SET PROBLEM: In full and without deviation, write out the entries that follow.

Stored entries
——————————

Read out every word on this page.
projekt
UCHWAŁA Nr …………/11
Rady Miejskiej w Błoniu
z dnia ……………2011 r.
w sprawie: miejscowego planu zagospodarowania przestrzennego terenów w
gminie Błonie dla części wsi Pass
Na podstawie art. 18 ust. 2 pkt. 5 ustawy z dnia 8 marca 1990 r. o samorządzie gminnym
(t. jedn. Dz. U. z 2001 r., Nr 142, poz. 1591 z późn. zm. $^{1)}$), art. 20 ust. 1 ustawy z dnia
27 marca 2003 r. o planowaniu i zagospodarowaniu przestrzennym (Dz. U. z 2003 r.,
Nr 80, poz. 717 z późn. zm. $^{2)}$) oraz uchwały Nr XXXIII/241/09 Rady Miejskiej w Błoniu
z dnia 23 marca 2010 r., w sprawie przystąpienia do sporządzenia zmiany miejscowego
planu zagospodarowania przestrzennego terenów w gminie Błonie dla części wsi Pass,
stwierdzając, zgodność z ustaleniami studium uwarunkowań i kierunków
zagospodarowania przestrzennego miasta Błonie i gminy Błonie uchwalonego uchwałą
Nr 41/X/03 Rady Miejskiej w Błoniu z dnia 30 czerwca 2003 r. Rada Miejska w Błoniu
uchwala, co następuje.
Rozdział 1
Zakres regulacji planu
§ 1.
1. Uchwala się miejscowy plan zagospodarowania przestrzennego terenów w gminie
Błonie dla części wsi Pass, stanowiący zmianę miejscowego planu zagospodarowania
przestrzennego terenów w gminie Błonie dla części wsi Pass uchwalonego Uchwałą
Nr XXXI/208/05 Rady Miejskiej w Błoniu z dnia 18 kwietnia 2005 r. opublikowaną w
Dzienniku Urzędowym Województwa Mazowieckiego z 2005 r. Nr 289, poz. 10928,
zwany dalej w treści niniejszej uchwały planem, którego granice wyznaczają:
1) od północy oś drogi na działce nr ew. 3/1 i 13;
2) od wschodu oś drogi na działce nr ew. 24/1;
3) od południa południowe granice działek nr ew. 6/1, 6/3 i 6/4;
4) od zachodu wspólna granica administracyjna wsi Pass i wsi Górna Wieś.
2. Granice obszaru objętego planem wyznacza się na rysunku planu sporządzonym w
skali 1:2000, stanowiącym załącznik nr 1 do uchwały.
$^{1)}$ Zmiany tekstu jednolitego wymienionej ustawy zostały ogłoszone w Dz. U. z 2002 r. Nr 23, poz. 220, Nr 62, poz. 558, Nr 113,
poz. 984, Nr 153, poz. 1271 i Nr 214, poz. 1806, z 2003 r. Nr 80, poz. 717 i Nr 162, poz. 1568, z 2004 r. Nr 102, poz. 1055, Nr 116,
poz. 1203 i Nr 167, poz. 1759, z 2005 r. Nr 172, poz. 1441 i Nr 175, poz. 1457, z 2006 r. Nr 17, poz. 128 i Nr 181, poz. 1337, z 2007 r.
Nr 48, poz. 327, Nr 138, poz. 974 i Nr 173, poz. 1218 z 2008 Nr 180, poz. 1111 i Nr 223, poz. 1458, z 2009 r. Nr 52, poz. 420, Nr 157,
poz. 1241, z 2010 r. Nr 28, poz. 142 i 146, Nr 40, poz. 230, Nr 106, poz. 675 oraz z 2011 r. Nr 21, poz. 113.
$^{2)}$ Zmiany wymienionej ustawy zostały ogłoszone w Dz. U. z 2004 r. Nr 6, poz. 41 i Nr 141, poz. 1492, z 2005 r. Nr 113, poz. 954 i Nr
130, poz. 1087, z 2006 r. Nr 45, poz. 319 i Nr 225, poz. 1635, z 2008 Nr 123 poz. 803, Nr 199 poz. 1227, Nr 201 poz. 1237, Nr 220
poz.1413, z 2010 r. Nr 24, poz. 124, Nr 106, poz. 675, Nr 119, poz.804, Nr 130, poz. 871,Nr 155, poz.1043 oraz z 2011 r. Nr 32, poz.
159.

——————————

IN RESPONSE:
Read out every word on this page.
projekt
UCHWAŁA Nr …………/11
Rady Miejskiej w Błoniu
z dnia ……………2011 r.
w sprawie: miejscowego planu zagospodarowania przestrzennego terenów w
gminie Błonie dla części wsi Pass
Na podstawie art. 18 ust. 2 pkt. 5 ustawy z dnia 8 marca 1990 r. o samorządzie gminnym
(t. jedn. Dz. U. z 2001 r., Nr 142, poz. 1591 z późn. zm. $^{1)}$), art. 20 ust. 1 ustawy z dnia
27 marca 2003 r. o planowaniu i zagospodarowaniu przestrzennym (Dz. U. z 2003 r.,
Nr 80, poz. 717 z późn. zm. $^{2)}$) oraz uchwały Nr XXXIII/241/09 Rady Miejskiej w Błoniu
z dnia 23 marca 2010 r., w sprawie przystąpienia do sporządzenia zmiany miejscowego
planu zagospodarowania przestrzennego terenów w gminie Błonie dla części wsi Pass,
stwierdzając, zgodność z ustaleniami studium uwarunkowań i kierunków
zagospodarowania przestrzennego miasta Błonie i gminy Błonie uchwalonego uchwałą
Nr 41/X/03 Rady Miejskiej w Błoniu z dnia 30 czerwca 2003 r. Rada Miejska w Błoniu
uchwala, co następuje.
Rozdział 1
Zakres regulacji planu
§ 1.
1. Uchwala się miejscowy plan zagospodarowania przestrzennego terenów w gminie
Błonie dla części wsi Pass, stanowiący zmianę miejscowego planu zagospodarowania
przestrzennego terenów w gminie Błonie dla części wsi Pass uchwalonego Uchwałą
Nr XXXI/208/05 Rady Miejskiej w Błoniu z dnia 18 kwietnia 2005 r. opublikowaną w
Dzienniku Urzędowym Województwa Mazowieckiego z 2005 r. Nr 289, poz. 10928,
zwany dalej w treści niniejszej uchwały planem, którego granice wyznaczają:
1) od północy oś drogi na działce nr ew. 3/1 i 13;
2) od wschodu oś drogi na działce nr ew. 24/1;
3) od południa południowe granice działek nr ew. 6/1, 6/3 i 6/4;
4) od zachodu wspólna granica administracyjna wsi Pass i wsi Górna Wieś.
2. Granice obszaru objętego planem wyznacza się na rysunku planu sporządzonym w
skali 1:2000, stanowiącym załącznik nr 1 do uchwały.
$^{1)}$ Zmiany tekstu jednolitego wymienionej ustawy zostały ogłoszone w Dz. U. z 2002 r. Nr 23, poz. 220, Nr 62, poz. 558, Nr 113,
poz. 984, Nr 153, poz. 1271 i Nr 214, poz. 1806, z 2003 r. Nr 80, poz. 717 i Nr 162, poz. 1568, z 2004 r. Nr 102, poz. 1055, Nr 116,
poz. 1203 i Nr 167, poz. 1759, z 2005 r. Nr 172, poz. 1441 i Nr 175, poz. 1457, z 2006 r. Nr 17, poz. 128 i Nr 181, poz. 1337, z 2007 r.
Nr 48, poz. 327, Nr 138, poz. 974 i Nr 173, poz. 1218 z 2008 Nr 180, poz. 1111 i Nr 223, poz. 1458, z 2009 r. Nr 52, poz. 420, Nr 157,
poz. 1241, z 2010 r. Nr 28, poz. 142 i 146, Nr 40, poz. 230, Nr 106, poz. 675 oraz z 2011 r. Nr 21, poz. 113.
$^{2)}$ Zmiany wymienionej ustawy zostały ogłoszone w Dz. U. z 2004 r. Nr 6, poz. 41 i Nr 141, poz. 1492, z 2005 r. Nr 113, poz. 954 i Nr
130, poz. 1087, z 2006 r. Nr 45, poz. 319 i Nr 225, poz. 1635, z 2008 Nr 123 poz. 803, Nr 199 poz. 1227, Nr 201 poz. 1237, Nr 220
poz.1413, z 2010 r. Nr 24, poz. 124, Nr 106, poz. 675, Nr 119, poz.804, Nr 130, poz. 871,Nr 155, poz.1043 oraz z 2011 r. Nr 32, poz.
159.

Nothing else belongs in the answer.